**EXERCISE:** Write out the material again word for word, dropping any images it holds.

**RECORDS FOR THE TASK:**
Begin
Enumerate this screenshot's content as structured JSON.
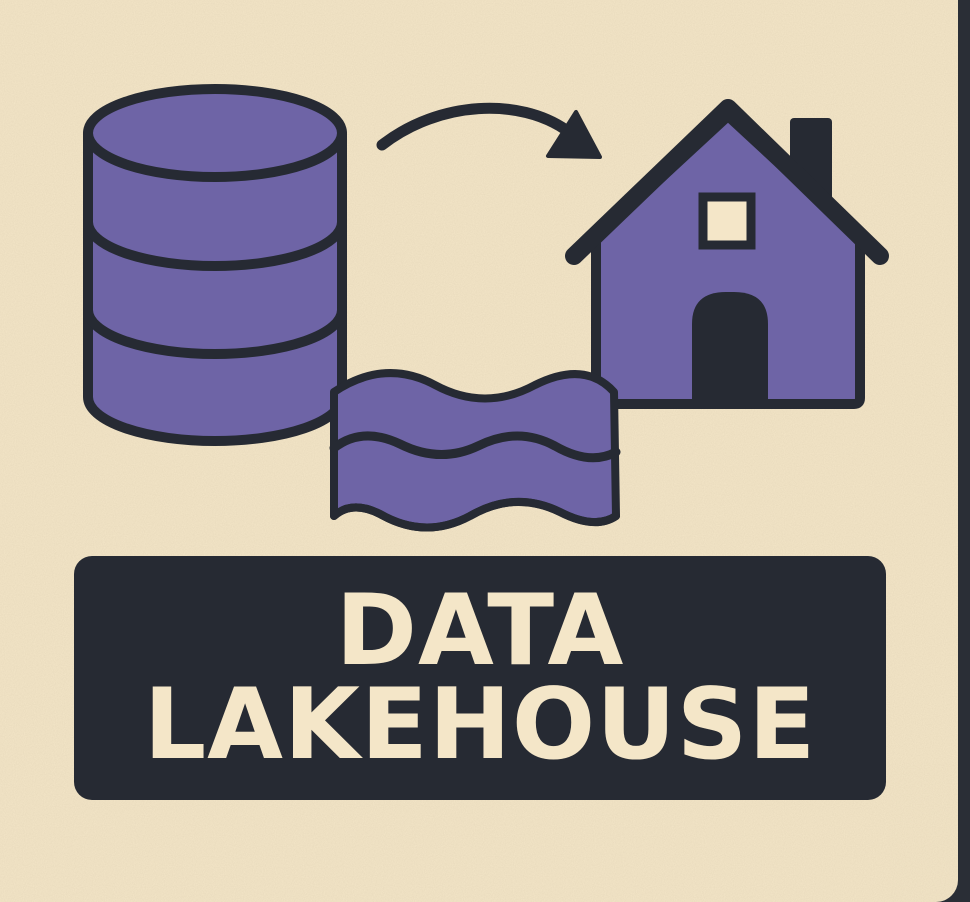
{
  "title": {
    "line1": "DATA",
    "line2": "LAKEHOUSE"
  },
  "icons": [
    "database-icon",
    "arrow-icon",
    "house-icon",
    "lake-waves-icon"
  ],
  "colors": {
    "background": "#f4e6c8",
    "outline": "#262a33",
    "fill": "#6e64a6",
    "banner": "#262a33",
    "banner_text": "#f4e6c8",
    "frame": "#2a2e36"
  }
}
End
**SOLUTION:**
Enumerate this screenshot's content as structured JSON.
{
  "title": {
    "line1": "DATA",
    "line2": "LAKEHOUSE"
  },
  "icons": [
    "database-icon",
    "arrow-icon",
    "house-icon",
    "lake-waves-icon"
  ],
  "colors": {
    "background": "#f4e6c8",
    "outline": "#262a33",
    "fill": "#6e64a6",
    "banner": "#262a33",
    "banner_text": "#f4e6c8",
    "frame": "#2a2e36"
  }
}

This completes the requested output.